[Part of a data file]
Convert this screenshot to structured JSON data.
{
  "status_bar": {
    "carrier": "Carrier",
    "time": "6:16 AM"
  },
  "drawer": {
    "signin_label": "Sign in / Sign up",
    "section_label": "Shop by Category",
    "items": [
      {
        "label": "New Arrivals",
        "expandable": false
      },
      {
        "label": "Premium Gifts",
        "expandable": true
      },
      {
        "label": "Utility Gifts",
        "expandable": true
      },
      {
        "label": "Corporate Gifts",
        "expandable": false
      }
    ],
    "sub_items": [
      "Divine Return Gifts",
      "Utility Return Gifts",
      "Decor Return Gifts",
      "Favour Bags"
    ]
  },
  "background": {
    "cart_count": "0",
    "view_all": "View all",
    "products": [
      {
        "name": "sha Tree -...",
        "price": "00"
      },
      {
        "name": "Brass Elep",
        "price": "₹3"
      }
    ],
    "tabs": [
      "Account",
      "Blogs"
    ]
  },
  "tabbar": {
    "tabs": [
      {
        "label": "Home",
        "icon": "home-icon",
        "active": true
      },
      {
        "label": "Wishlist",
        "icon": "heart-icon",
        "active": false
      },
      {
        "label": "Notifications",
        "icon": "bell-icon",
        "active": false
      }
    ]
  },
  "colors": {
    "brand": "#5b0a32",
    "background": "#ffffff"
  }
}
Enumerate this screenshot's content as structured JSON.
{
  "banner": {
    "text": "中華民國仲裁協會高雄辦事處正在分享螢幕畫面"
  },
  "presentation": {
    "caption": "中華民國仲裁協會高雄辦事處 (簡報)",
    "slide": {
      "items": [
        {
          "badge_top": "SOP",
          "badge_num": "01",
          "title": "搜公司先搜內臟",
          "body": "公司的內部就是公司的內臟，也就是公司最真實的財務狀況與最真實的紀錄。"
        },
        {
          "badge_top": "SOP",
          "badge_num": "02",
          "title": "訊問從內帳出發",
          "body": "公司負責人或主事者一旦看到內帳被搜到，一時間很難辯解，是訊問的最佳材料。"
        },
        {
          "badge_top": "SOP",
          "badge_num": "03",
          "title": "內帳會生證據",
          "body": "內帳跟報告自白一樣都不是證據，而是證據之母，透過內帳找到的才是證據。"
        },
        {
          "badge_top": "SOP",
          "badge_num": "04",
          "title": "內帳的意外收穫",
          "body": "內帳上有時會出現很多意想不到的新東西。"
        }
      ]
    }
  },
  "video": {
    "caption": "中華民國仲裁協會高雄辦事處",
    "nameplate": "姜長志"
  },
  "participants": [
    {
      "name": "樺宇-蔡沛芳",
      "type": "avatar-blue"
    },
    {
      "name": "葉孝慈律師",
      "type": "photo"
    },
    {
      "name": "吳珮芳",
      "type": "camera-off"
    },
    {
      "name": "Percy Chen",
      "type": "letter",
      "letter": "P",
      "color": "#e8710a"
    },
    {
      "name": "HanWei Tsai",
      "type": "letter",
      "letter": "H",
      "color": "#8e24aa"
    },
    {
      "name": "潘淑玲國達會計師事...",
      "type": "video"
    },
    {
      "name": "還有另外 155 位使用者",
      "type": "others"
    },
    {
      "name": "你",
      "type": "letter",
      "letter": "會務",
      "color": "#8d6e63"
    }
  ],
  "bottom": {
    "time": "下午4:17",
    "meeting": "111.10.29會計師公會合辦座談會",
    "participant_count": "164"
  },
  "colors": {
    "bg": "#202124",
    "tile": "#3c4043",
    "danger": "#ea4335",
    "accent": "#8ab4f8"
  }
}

### PROBLEM DETAILS
Beginning at the line that contains "Enumerate this screenshot's", retype each line of the listing up to and including the last one, exactly as it stands, and nothing else.

### OUTPUT
Enumerate this screenshot's content as structured JSON.
{
  "banner": {
    "text": "中華民國仲裁協會高雄辦事處正在分享螢幕畫面"
  },
  "presentation": {
    "caption": "中華民國仲裁協會高雄辦事處 (簡報)",
    "slide": {
      "items": [
        {
          "badge_top": "SOP",
          "badge_num": "01",
          "title": "搜公司先搜內臟",
          "body": "公司的內部就是公司的內臟，也就是公司最真實的財務狀況與最真實的紀錄。"
        },
        {
          "badge_top": "SOP",
          "badge_num": "02",
          "title": "訊問從內帳出發",
          "body": "公司負責人或主事者一旦看到內帳被搜到，一時間很難辯解，是訊問的最佳材料。"
        },
        {
          "badge_top": "SOP",
          "badge_num": "03",
          "title": "內帳會生證據",
          "body": "內帳跟報告自白一樣都不是證據，而是證據之母，透過內帳找到的才是證據。"
        },
        {
          "badge_top": "SOP",
          "badge_num": "04",
          "title": "內帳的意外收穫",
          "body": "內帳上有時會出現很多意想不到的新東西。"
        }
      ]
    }
  },
  "video": {
    "caption": "中華民國仲裁協會高雄辦事處",
    "nameplate": "姜長志"
  },
  "participants": [
    {
      "name": "樺宇-蔡沛芳",
      "type": "avatar-blue"
    },
    {
      "name": "葉孝慈律師",
      "type": "photo"
    },
    {
      "name": "吳珮芳",
      "type": "camera-off"
    },
    {
      "name": "Percy Chen",
      "type": "letter",
      "letter": "P",
      "color": "#e8710a"
    },
    {
      "name": "HanWei Tsai",
      "type": "letter",
      "letter": "H",
      "color": "#8e24aa"
    },
    {
      "name": "潘淑玲國達會計師事...",
      "type": "video"
    },
    {
      "name": "還有另外 155 位使用者",
      "type": "others"
    },
    {
      "name": "你",
      "type": "letter",
      "letter": "會務",
      "color": "#8d6e63"
    }
  ],
  "bottom": {
    "time": "下午4:17",
    "meeting": "111.10.29會計師公會合辦座談會",
    "participant_count": "164"
  },
  "colors": {
    "bg": "#202124",
    "tile": "#3c4043",
    "danger": "#ea4335",
    "accent": "#8ab4f8"
  }
}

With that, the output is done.